▶ DO THIS:
Output the rows from the line containing "- institution-line: للعلوم السياسية: [213, 1101, 354, 1126]" up to and including the line containing "- thesis-period: (1963_2023): [503, 572, 658, 598]", reproducing each one without any change.

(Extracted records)
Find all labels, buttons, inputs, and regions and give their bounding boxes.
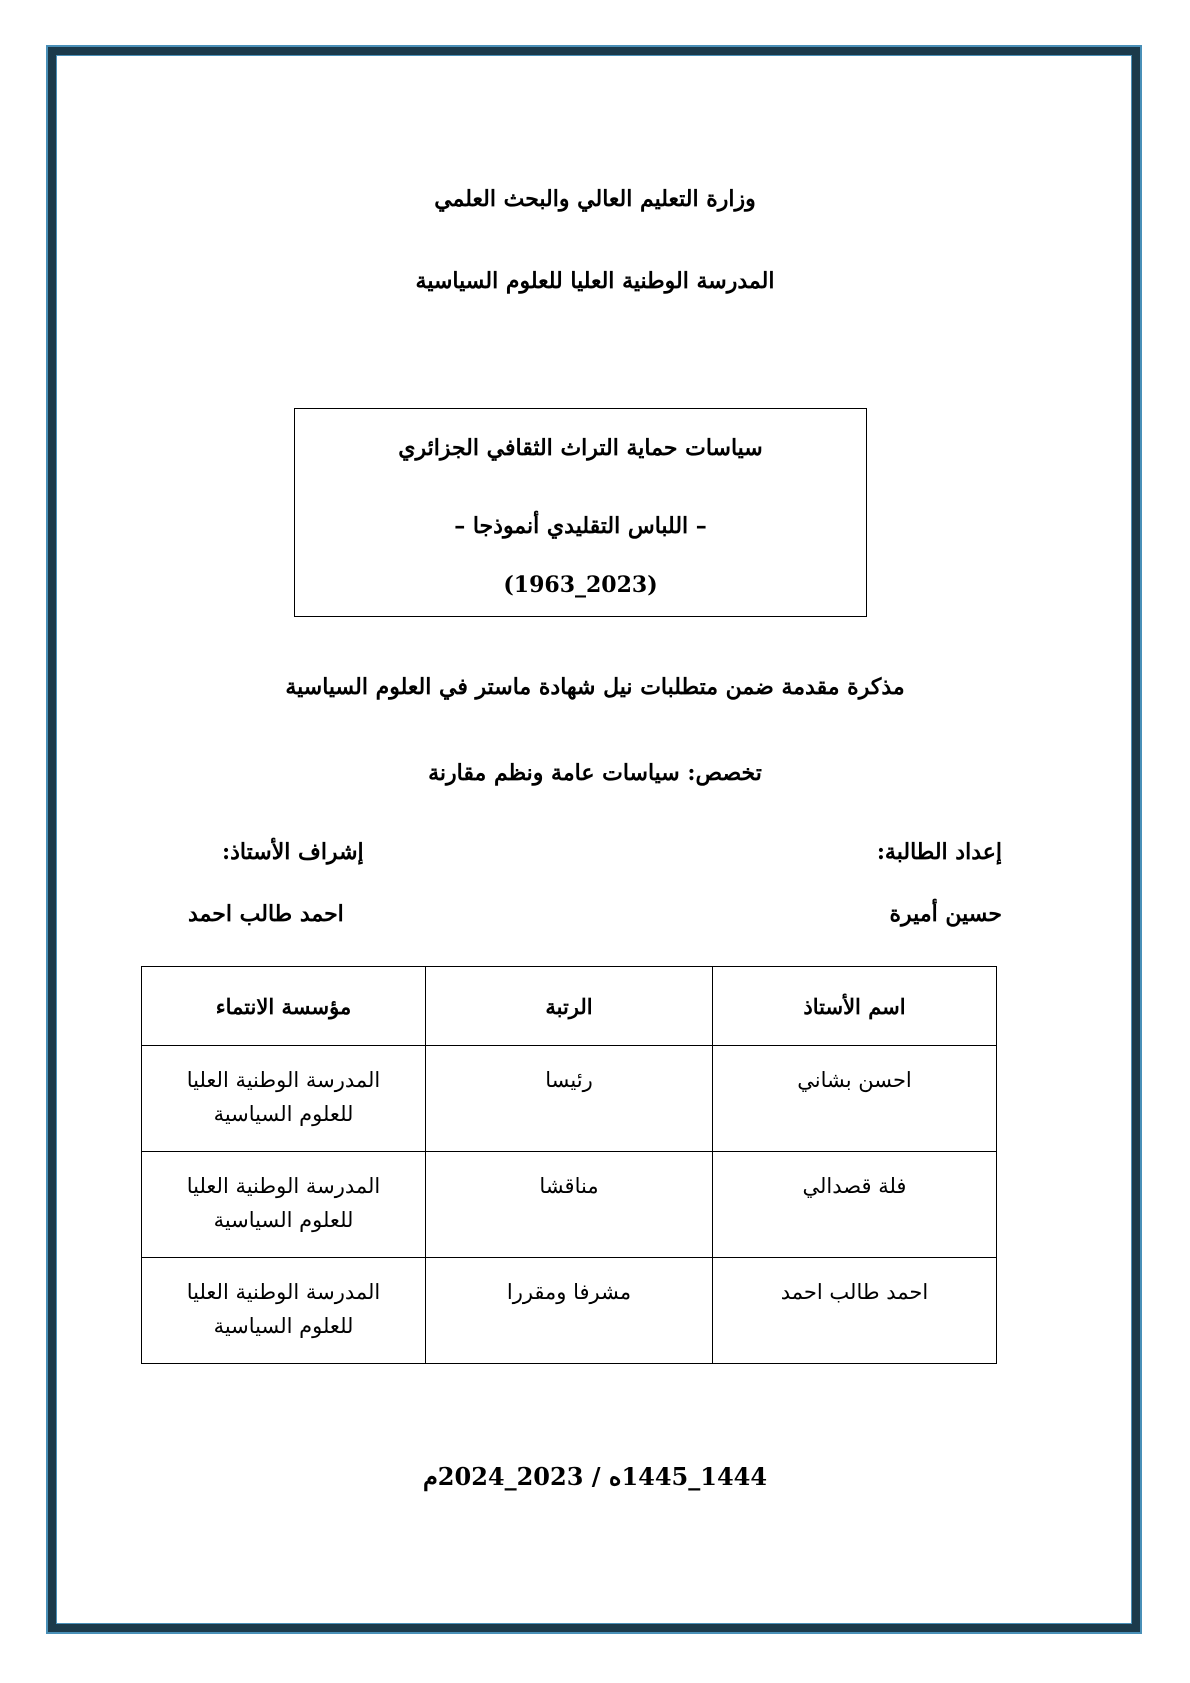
- institution-line: للعلوم السياسية: [213, 1101, 354, 1126]
- table-header-row: [142, 967, 997, 1046]
- thesis-subtitle: – اللباس التقليدي أنموذجا –: [454, 513, 707, 539]
- header-institution: مؤسسة الانتماء: [142, 967, 426, 1046]
- thesis-period: (1963_2023): [503, 572, 658, 598]
- ministry-heading: وزارة التعليم العالي والبحث العلمي: [434, 186, 756, 212]
- school-heading: المدرسة الوطنية العليا للعلوم السياسية: [415, 268, 775, 294]
- table-row: [142, 1258, 997, 1364]
- professor-institution: [142, 1258, 426, 1364]
- committee-table: [141, 966, 997, 1364]
- professor-rank: رئيسا: [426, 1046, 713, 1152]
- professor-institution: [142, 1152, 426, 1258]
- header-professor-name: اسم الأستاذ: [713, 967, 997, 1046]
- header-rank: الرتبة: [426, 967, 713, 1046]
- thesis-description: مذكرة مقدمة ضمن متطلبات نيل شهادة ماستر في العلوم السياسية: [285, 674, 905, 700]
- student-name: حسين أميرة: [889, 901, 1002, 927]
- supervisor-label: إشراف الأستاذ:: [222, 839, 364, 865]
- thesis-specialty: تخصص: سياسات عامة ونظم مقارنة: [428, 760, 762, 786]
- institution-line: المدرسة الوطنية العليا: [186, 1280, 381, 1304]
- professor-name: احسن بشاني: [713, 1046, 997, 1152]
- professor-rank: مناقشا: [426, 1152, 713, 1258]
- institution-line: المدرسة الوطنية العليا: [186, 1068, 381, 1092]
- academic-year: 1444_1445ه / 2023_2024م: [422, 1462, 768, 1491]
- thesis-title-box: [294, 408, 867, 617]
- institution-line: المدرسة الوطنية العليا: [186, 1174, 381, 1198]
- table-row: [142, 1046, 997, 1152]
- student-label: إعداد الطالبة:: [876, 839, 1002, 865]
- institution-line: للعلوم السياسية: [213, 1207, 354, 1232]
- institution-line: للعلوم السياسية: [213, 1313, 354, 1338]
- thesis-title: سياسات حماية التراث الثقافي الجزائري: [398, 435, 763, 461]
- professor-rank: مشرفا ومقررا: [426, 1258, 713, 1364]
- professor-name: احمد طالب احمد: [713, 1258, 997, 1364]
- supervisor-name: احمد طالب احمد: [188, 901, 344, 927]
- professor-name: فلة قصدالي: [713, 1152, 997, 1258]
- table-row: [142, 1152, 997, 1258]
- professor-institution: [142, 1046, 426, 1152]
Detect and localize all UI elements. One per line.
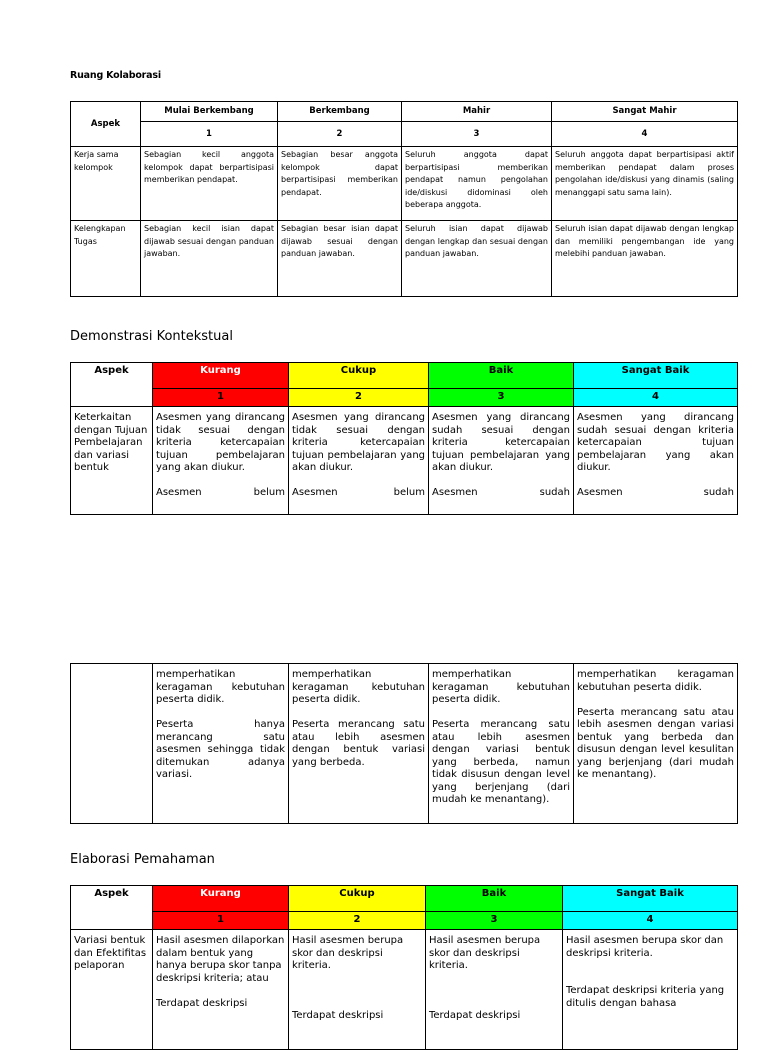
criteria-text: memperhatikan keragaman kebutuhan peserta didik. bbox=[156, 669, 285, 705]
criteria-text: Terdapat deskripsi bbox=[292, 1010, 384, 1021]
table-header-row bbox=[71, 363, 738, 389]
level-header-sangat-baik: Sangat Baik bbox=[574, 363, 738, 389]
level-header-sangat-baik: Sangat Baik bbox=[563, 886, 738, 912]
score-cell: 4 bbox=[574, 389, 738, 407]
criteria-text: Asesmen yang dirancang tidak sesuai dengan kriteria ketercapaian tujuan pembelajaran yang akan diukur. bbox=[292, 412, 425, 473]
criteria-cell bbox=[574, 664, 738, 824]
criteria-text: Terdapat deskripsi bbox=[429, 1010, 521, 1021]
paragraph-gap bbox=[432, 475, 570, 488]
table-header-row bbox=[71, 102, 738, 122]
criteria-cell: Sebagian kecil anggota kelompok dapat berpartisipasi memberikan pendapat. bbox=[141, 147, 278, 221]
criteria-text: Asesmen yang dirancang sudah sesuai dengan kriteria ketercapaian tujuan pembelajaran yang akan diukur. bbox=[577, 412, 734, 473]
paragraph-gap bbox=[429, 985, 559, 998]
aspect-cell: Kerja sama kelompok bbox=[71, 147, 141, 221]
paragraph-gap bbox=[292, 973, 422, 986]
score-cell: 3 bbox=[429, 389, 574, 407]
level-header-kurang: Kurang bbox=[153, 363, 289, 389]
criteria-text: Asesmen yang dirancang sudah sesuai dengan kriteria ketercapaian tujuan pembelajaran yang akan diukur. bbox=[432, 412, 570, 473]
score-cell: 2 bbox=[278, 122, 402, 147]
criteria-text: Hasil asesmen berupa skor dan deskripsi kriteria. bbox=[566, 935, 724, 959]
aspect-header: Aspek bbox=[71, 102, 141, 147]
criteria-text: Terdapat deskripsi bbox=[156, 997, 248, 1009]
score-cell: 2 bbox=[289, 912, 426, 930]
level-header-baik: Baik bbox=[426, 886, 563, 912]
level-header: Berkembang bbox=[278, 102, 402, 122]
score-cell: 3 bbox=[426, 912, 563, 930]
criteria-cell bbox=[563, 930, 738, 1050]
aspect-header: Aspek bbox=[71, 886, 153, 930]
criteria-text: memperhatikan keragaman kebutuhan peserta didik. bbox=[292, 669, 425, 705]
aspect-cell: Variasi bentuk dan Efektifitas pelaporan bbox=[71, 930, 153, 1050]
criteria-text: memperhatikan keragaman kebutuhan peserta didik. bbox=[432, 669, 570, 705]
criteria-text: Hasil asesmen berupa skor dan deskripsi kriteria. bbox=[429, 935, 541, 971]
criteria-cell: Seluruh isian dapat dijawab dengan lengkap dan sesuai dengan panduan jawaban. bbox=[402, 221, 552, 297]
criteria-text: Peserta merancang satu atau lebih asesmen dengan bentuk variasi yang berbeda. bbox=[292, 719, 425, 768]
score-cell: 1 bbox=[141, 122, 278, 147]
elaboration-rubric-table bbox=[70, 885, 738, 1050]
paragraph-gap bbox=[577, 694, 734, 707]
criteria-text: Asesmen belum bbox=[292, 487, 425, 498]
level-header: Mulai Berkembang bbox=[141, 102, 278, 122]
score-cell: 2 bbox=[289, 389, 429, 407]
table-row bbox=[71, 664, 738, 824]
level-header: Sangat Mahir bbox=[552, 102, 738, 122]
criteria-cell bbox=[429, 664, 574, 824]
score-cell: 1 bbox=[153, 912, 289, 930]
collaboration-rubric-table bbox=[70, 101, 738, 297]
criteria-text: Peserta hanya merancang satu asesmen sehingga tidak ditemukan adanya variasi. bbox=[156, 719, 285, 780]
paragraph-gap bbox=[156, 985, 285, 998]
criteria-cell bbox=[574, 407, 738, 515]
criteria-cell: Seluruh anggota dapat berpartisipasi aktif memberikan pendapat dalam proses pengolahan ide/diskusi yang dinamis (saling menanggapi satu sama lain). bbox=[552, 147, 738, 221]
aspect-cell: Kelengkapan Tugas bbox=[71, 221, 141, 297]
paragraph-gap bbox=[566, 973, 734, 986]
paragraph-gap bbox=[156, 475, 285, 488]
table-row bbox=[71, 147, 738, 221]
paragraph-gap bbox=[292, 475, 425, 488]
paragraph-gap bbox=[577, 475, 734, 488]
score-cell: 4 bbox=[552, 122, 738, 147]
paragraph-gap bbox=[566, 960, 734, 973]
score-row bbox=[71, 122, 738, 147]
aspect-cell: Keterkaitan dengan Tujuan Pembelajaran dan variasi bentuk bbox=[71, 407, 153, 515]
paragraph-gap bbox=[292, 707, 425, 720]
table-row bbox=[71, 407, 738, 515]
level-header-cukup: Cukup bbox=[289, 363, 429, 389]
criteria-cell: Sebagian besar isian dapat dijawab sesuai dengan panduan jawaban. bbox=[278, 221, 402, 297]
criteria-cell: Sebagian besar anggota kelompok dapat berpartisipasi memberikan pendapat. bbox=[278, 147, 402, 221]
page-title: Ruang Kolaborasi bbox=[70, 70, 161, 81]
criteria-text: Hasil asesmen berupa skor dan deskripsi kriteria. bbox=[292, 935, 404, 971]
paragraph-gap bbox=[292, 985, 422, 998]
level-header-baik: Baik bbox=[429, 363, 574, 389]
criteria-cell bbox=[289, 664, 429, 824]
level-header: Mahir bbox=[402, 102, 552, 122]
table-header-row bbox=[71, 886, 738, 912]
criteria-text: memperhatikan keragaman kebutuhan peserta didik. bbox=[577, 669, 734, 693]
criteria-text: Peserta merancang satu atau lebih asesmen dengan variasi bentuk yang berbeda dan disusun dengan level kesulitan yang berjenjang (dari mudah ke menantang). bbox=[577, 706, 734, 780]
table-row bbox=[71, 221, 738, 297]
criteria-text: Peserta merancang satu atau lebih asesmen dengan variasi bentuk yang berbeda, namun tidak disusun dengan level yang berjenjang (dari mudah ke menantang). bbox=[432, 719, 570, 805]
criteria-cell: Sebagian kecil isian dapat dijawab sesuai dengan panduan jawaban. bbox=[141, 221, 278, 297]
contextual-demo-rubric-continued bbox=[70, 663, 738, 824]
paragraph-gap bbox=[432, 707, 570, 720]
paragraph-gap bbox=[292, 998, 422, 1011]
criteria-text: Terdapat deskripsi kriteria yang ditulis dengan bahasa bbox=[566, 985, 725, 1009]
level-header-cukup: Cukup bbox=[289, 886, 426, 912]
criteria-cell bbox=[289, 930, 426, 1050]
section-title: Elaborasi Pemahaman bbox=[70, 852, 215, 867]
criteria-cell: Seluruh isian dapat dijawab dengan lengkap dan memiliki pengembangan ide yang melebihi panduan jawaban. bbox=[552, 221, 738, 297]
paragraph-gap bbox=[429, 998, 559, 1011]
criteria-cell bbox=[289, 407, 429, 515]
score-row bbox=[71, 389, 738, 407]
table-row bbox=[71, 930, 738, 1050]
criteria-cell bbox=[429, 407, 574, 515]
criteria-cell bbox=[426, 930, 563, 1050]
paragraph-gap bbox=[156, 707, 285, 720]
paragraph-gap bbox=[429, 973, 559, 986]
score-cell: 1 bbox=[153, 389, 289, 407]
criteria-text: Asesmen sudah bbox=[432, 487, 570, 498]
score-row bbox=[71, 912, 738, 930]
criteria-cell: Seluruh anggota dapat berpartisipasi memberikan pendapat namun pengolahan ide/diskusi didominasi oleh beberapa anggota. bbox=[402, 147, 552, 221]
criteria-cell bbox=[153, 407, 289, 515]
criteria-text: Asesmen belum bbox=[156, 487, 285, 498]
criteria-cell bbox=[153, 930, 289, 1050]
aspect-cell bbox=[71, 664, 153, 824]
score-cell: 4 bbox=[563, 912, 738, 930]
criteria-text: Asesmen yang dirancang tidak sesuai dengan kriteria ketercapaian tujuan pembelajaran yang akan diukur. bbox=[156, 412, 285, 473]
level-header-kurang: Kurang bbox=[153, 886, 289, 912]
score-cell: 3 bbox=[402, 122, 552, 147]
criteria-text: Hasil asesmen dilaporkan dalam bentuk yang hanya berupa skor tanpa deskripsi kriteria; atau bbox=[156, 935, 285, 984]
contextual-demo-rubric-table bbox=[70, 362, 738, 515]
criteria-cell bbox=[153, 664, 289, 824]
aspect-header: Aspek bbox=[71, 363, 153, 407]
section-title: Demonstrasi Kontekstual bbox=[70, 329, 233, 344]
criteria-text: Asesmen sudah bbox=[577, 487, 734, 498]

▶ CORRECT RESPONSE:
- institution-line: للعلوم السياسية: [213, 1101, 354, 1126]
- table-header-row: [142, 967, 997, 1046]
- thesis-subtitle: – اللباس التقليدي أنموذجا –: [454, 513, 707, 539]
- header-institution: مؤسسة الانتماء: [142, 967, 426, 1046]
- thesis-period: (1963_2023): [503, 572, 658, 598]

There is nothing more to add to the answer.